PJ : Quelles sont les choses que tu as le plus à cœur de transmettre à tes élèves, les valeurs ? S'il y avait deux, trois choses à retenir pour leur vie future, qu'est-ce que tu devrais retenir pour tes élèves ? Qu'est-ce que tu aurais à leur dire ?
GP : Alors d'après moi, il y a deux dimensions quand on étudie le français au collège comme au lycée. Il y a d'abord la maîtrise de la langue, donc ça va être la grammaire, le vocabulaire, le lexique, toutes ces choses importantes.
Mais on enseigne aussi, et je pense que les gens l'oublient souvent, on enseigne aussi les humanités. C'est-à-dire qu'on doit leur transmettre une culture humaniste. Et, à mon sens, la littérature n'est pas qu'une fin en soi, c'est aussi un tremplin dans l'étude de questions importantes.
Moi, il m'arrive très souvent d'arrêter mes cours pour faire des digressions sur des questions d'humanité, des questions liées au racisme, à l'intolérance, à la misogynie, au rapport au travail, rapport à la société.
Souvent, quand on laisse les élèves s'emparer d'un texte littéraire, on voit que leurs interrogations portent sur des choses très concrètes. Donc je n'hésite pas à arrêter ce que j'avais prévu et aller dans une autre direction.
PJ : Et ça leur plaît aux élèves, ça ?
GP : Ça leur plaît énormément. Ils aiment beaucoup voir que le texte n'est pas figé et peut être utilisé.
PJ : Et qu'il y a des passerelles entre les matières aussi ?
GP : Absolument, oui, je parle beaucoup d'histoire parce que j'ai une vision de la littérature qui est très sociocritique, qui est très liée au contexte de création des œuvres. C'est toujours important de voir comment une œuvre n'est pas qu'une œuvre artistique, elle est aussi liée à un contexte économique, politique, social.
PJ : Chez Hachette, tu es l'auteur d'un tout nouveau jeu de cartes, qui est entrain de paraître pour le mois de mai, pour accompagner la collection Mission Plumes en collège. Est-ce que tu peux nous parler de ce projet ?

•••

CONSIGNE: D'après l'entretien sur l'enseignement du français, pourquoi GP parle-t-il beaucoup d'histoire en cours ? Répondez en une ou deux phrases.

DONNÉES:

•••

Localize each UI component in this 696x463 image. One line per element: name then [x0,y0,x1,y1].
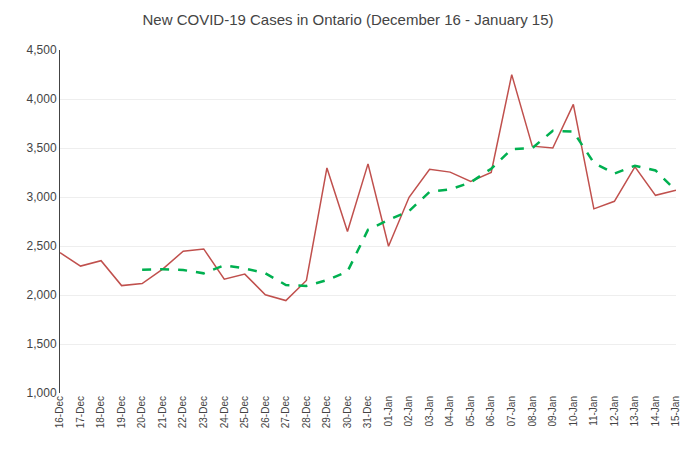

•••

CORRIGÉ: GP parle beaucoup d'histoire parce que sa vision de la littérature est très sociocritique et très liée au contexte de création des œuvres. Pour GP, une œuvre n'est pas seulement artistique : elle est aussi liée à un contexte économique, politique et social.